EXERCISE →
Look for the string "TetherUS" and copy every line that has it.

EXERCISE INPUTS →
--------------------

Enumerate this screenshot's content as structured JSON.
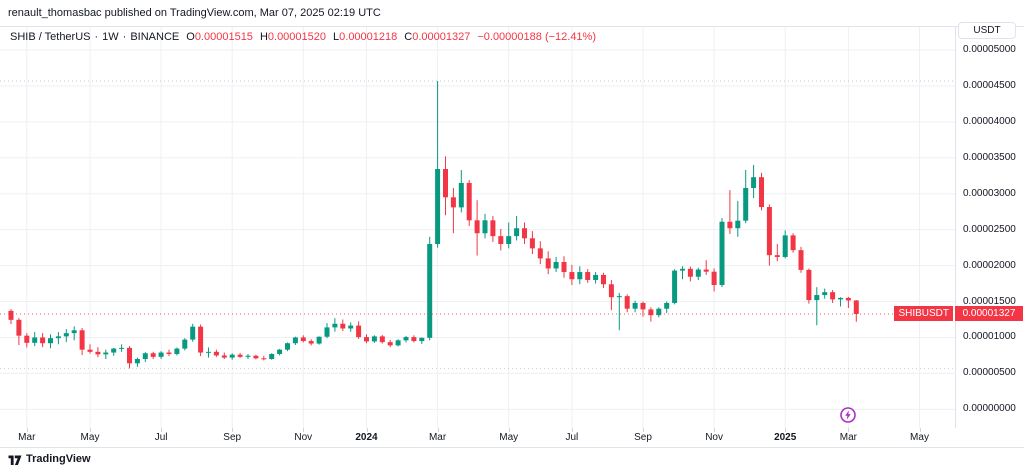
{
  "attribution": {
    "text": "renault_thomasbac published on TradingView.com, Mar 07, 2025 02:19 UTC"
  },
  "legend": {
    "symbol": "SHIB / TetherUS",
    "separator": "·",
    "interval": "1W",
    "exchange": "BINANCE",
    "ohlc": [
      {
        "label": "O",
        "value": "0.00001515"
      },
      {
        "label": "H",
        "value": "0.00001520"
      },
      {
        "label": "L",
        "value": "0.00001218"
      },
      {
        "label": "C",
        "value": "0.00001327"
      }
    ],
    "change": "−0.00000188 (−12.41%)"
  },
  "price_axis": {
    "currency_button": "USDT",
    "labels": [
      "0.00005000",
      "0.00004500",
      "0.00004000",
      "0.00003500",
      "0.00003000",
      "0.00002500",
      "0.00002000",
      "0.00001500",
      "0.00001000",
      "0.00000500",
      "0.00000000"
    ],
    "price_tag": {
      "symbol": "SHIBUSDT",
      "value": "0.00001327"
    }
  },
  "time_axis": {
    "ticks": [
      {
        "label": "Mar",
        "idx": 2,
        "year": false
      },
      {
        "label": "May",
        "idx": 10,
        "year": false
      },
      {
        "label": "Jul",
        "idx": 19,
        "year": false
      },
      {
        "label": "Sep",
        "idx": 28,
        "year": false
      },
      {
        "label": "Nov",
        "idx": 37,
        "year": false
      },
      {
        "label": "2024",
        "idx": 45,
        "year": true
      },
      {
        "label": "Mar",
        "idx": 54,
        "year": false
      },
      {
        "label": "May",
        "idx": 63,
        "year": false
      },
      {
        "label": "Jul",
        "idx": 71,
        "year": false
      },
      {
        "label": "Sep",
        "idx": 80,
        "year": false
      },
      {
        "label": "Nov",
        "idx": 89,
        "year": false
      },
      {
        "label": "2025",
        "idx": 98,
        "year": true
      },
      {
        "label": "Mar",
        "idx": 106,
        "year": false
      },
      {
        "label": "May",
        "idx": 115,
        "year": false
      }
    ]
  },
  "footer": {
    "brand": "TradingView"
  },
  "colors": {
    "up": "#089981",
    "down": "#f23645",
    "grid": "#eef0f5",
    "text": "#131722",
    "axis_border": "#e0e3eb",
    "price_line": "#f23645",
    "hl_line": "#b2b5be",
    "event": "#ab2fc6"
  },
  "chart_data": {
    "type": "candlestick",
    "title": "SHIB / TetherUS weekly candles on BINANCE",
    "symbol": "SHIBUSDT",
    "interval": "1W",
    "price_unit": 1e-08,
    "ylim": [
      -260,
      5320
    ],
    "grid_prices": [
      0,
      500,
      1000,
      1500,
      2000,
      2500,
      3000,
      3500,
      4000,
      4500,
      5000
    ],
    "high_line": 4568,
    "low_line": 570,
    "last_price": 1327,
    "x_start": 11,
    "x_step": 7.9,
    "candles": [
      [
        1370,
        1395,
        1185,
        1245
      ],
      [
        1245,
        1270,
        895,
        1025
      ],
      [
        1025,
        1060,
        860,
        925
      ],
      [
        925,
        1075,
        880,
        1000
      ],
      [
        1000,
        1060,
        865,
        920
      ],
      [
        920,
        1045,
        850,
        990
      ],
      [
        990,
        1075,
        905,
        1015
      ],
      [
        1015,
        1115,
        935,
        1060
      ],
      [
        1060,
        1155,
        960,
        1100
      ],
      [
        1100,
        1130,
        755,
        830
      ],
      [
        830,
        905,
        775,
        800
      ],
      [
        800,
        865,
        725,
        765
      ],
      [
        765,
        830,
        700,
        790
      ],
      [
        790,
        855,
        745,
        845
      ],
      [
        845,
        905,
        800,
        855
      ],
      [
        855,
        880,
        570,
        640
      ],
      [
        640,
        720,
        590,
        700
      ],
      [
        700,
        795,
        660,
        780
      ],
      [
        780,
        800,
        700,
        730
      ],
      [
        730,
        810,
        700,
        790
      ],
      [
        790,
        830,
        740,
        770
      ],
      [
        770,
        860,
        750,
        845
      ],
      [
        845,
        990,
        820,
        970
      ],
      [
        970,
        1190,
        940,
        1150
      ],
      [
        1150,
        1180,
        740,
        790
      ],
      [
        790,
        860,
        720,
        800
      ],
      [
        800,
        830,
        730,
        750
      ],
      [
        750,
        790,
        700,
        720
      ],
      [
        720,
        780,
        690,
        760
      ],
      [
        760,
        785,
        715,
        730
      ],
      [
        730,
        770,
        700,
        745
      ],
      [
        745,
        760,
        695,
        710
      ],
      [
        710,
        745,
        680,
        700
      ],
      [
        700,
        780,
        690,
        770
      ],
      [
        770,
        840,
        750,
        830
      ],
      [
        830,
        930,
        810,
        920
      ],
      [
        920,
        1010,
        895,
        1000
      ],
      [
        1000,
        1030,
        930,
        950
      ],
      [
        950,
        975,
        890,
        915
      ],
      [
        915,
        1015,
        900,
        1010
      ],
      [
        1010,
        1200,
        990,
        1140
      ],
      [
        1140,
        1268,
        1080,
        1190
      ],
      [
        1190,
        1250,
        1090,
        1125
      ],
      [
        1125,
        1210,
        1080,
        1165
      ],
      [
        1165,
        1225,
        980,
        1005
      ],
      [
        1005,
        1045,
        920,
        945
      ],
      [
        945,
        1030,
        925,
        1015
      ],
      [
        1015,
        1035,
        915,
        935
      ],
      [
        935,
        965,
        865,
        890
      ],
      [
        890,
        975,
        875,
        960
      ],
      [
        960,
        1020,
        930,
        1005
      ],
      [
        1005,
        1030,
        930,
        950
      ],
      [
        950,
        1000,
        910,
        995
      ],
      [
        995,
        2400,
        960,
        2300
      ],
      [
        2300,
        4568,
        2250,
        3344
      ],
      [
        3344,
        3520,
        2700,
        2950
      ],
      [
        2950,
        3080,
        2450,
        2810
      ],
      [
        2810,
        3330,
        2740,
        3150
      ],
      [
        3150,
        3190,
        2550,
        2630
      ],
      [
        2630,
        2910,
        2140,
        2450
      ],
      [
        2450,
        2720,
        2380,
        2630
      ],
      [
        2630,
        2690,
        2330,
        2410
      ],
      [
        2410,
        2510,
        2210,
        2300
      ],
      [
        2300,
        2600,
        2240,
        2410
      ],
      [
        2410,
        2690,
        2350,
        2520
      ],
      [
        2520,
        2600,
        2300,
        2380
      ],
      [
        2380,
        2480,
        2160,
        2240
      ],
      [
        2240,
        2340,
        2020,
        2100
      ],
      [
        2100,
        2200,
        1880,
        1960
      ],
      [
        1960,
        2120,
        1910,
        2050
      ],
      [
        2050,
        2130,
        1830,
        1910
      ],
      [
        1910,
        2010,
        1730,
        1810
      ],
      [
        1810,
        1990,
        1740,
        1910
      ],
      [
        1910,
        1950,
        1760,
        1800
      ],
      [
        1800,
        1910,
        1750,
        1870
      ],
      [
        1870,
        1900,
        1690,
        1740
      ],
      [
        1740,
        1800,
        1380,
        1560
      ],
      [
        1560,
        1620,
        1100,
        1575
      ],
      [
        1575,
        1600,
        1350,
        1400
      ],
      [
        1400,
        1510,
        1350,
        1480
      ],
      [
        1480,
        1500,
        1290,
        1390
      ],
      [
        1390,
        1420,
        1220,
        1310
      ],
      [
        1310,
        1420,
        1280,
        1400
      ],
      [
        1400,
        1500,
        1340,
        1480
      ],
      [
        1480,
        1950,
        1460,
        1930
      ],
      [
        1930,
        1990,
        1810,
        1955
      ],
      [
        1955,
        1985,
        1780,
        1845
      ],
      [
        1845,
        1970,
        1800,
        1945
      ],
      [
        1945,
        2075,
        1870,
        1915
      ],
      [
        1915,
        1960,
        1640,
        1730
      ],
      [
        1730,
        2660,
        1700,
        2610
      ],
      [
        2610,
        3050,
        2440,
        2520
      ],
      [
        2520,
        2900,
        2400,
        2625
      ],
      [
        2625,
        3330,
        2590,
        3080
      ],
      [
        3080,
        3400,
        2940,
        3230
      ],
      [
        3230,
        3290,
        2770,
        2815
      ],
      [
        2815,
        2850,
        2000,
        2145
      ],
      [
        2145,
        2300,
        2060,
        2120
      ],
      [
        2120,
        2490,
        2100,
        2420
      ],
      [
        2420,
        2450,
        2180,
        2215
      ],
      [
        2215,
        2260,
        1900,
        1940
      ],
      [
        1940,
        1960,
        1470,
        1520
      ],
      [
        1520,
        1700,
        1170,
        1590
      ],
      [
        1590,
        1680,
        1540,
        1630
      ],
      [
        1630,
        1660,
        1480,
        1530
      ],
      [
        1530,
        1560,
        1430,
        1550
      ],
      [
        1550,
        1565,
        1410,
        1515
      ],
      [
        1515,
        1520,
        1218,
        1327
      ]
    ]
  }
}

--------------------

OUTPUT FOR THIS EXERCISE →
    "symbol": "SHIB / TetherUS",
    "title": "SHIB / TetherUS weekly candles on BINANCE",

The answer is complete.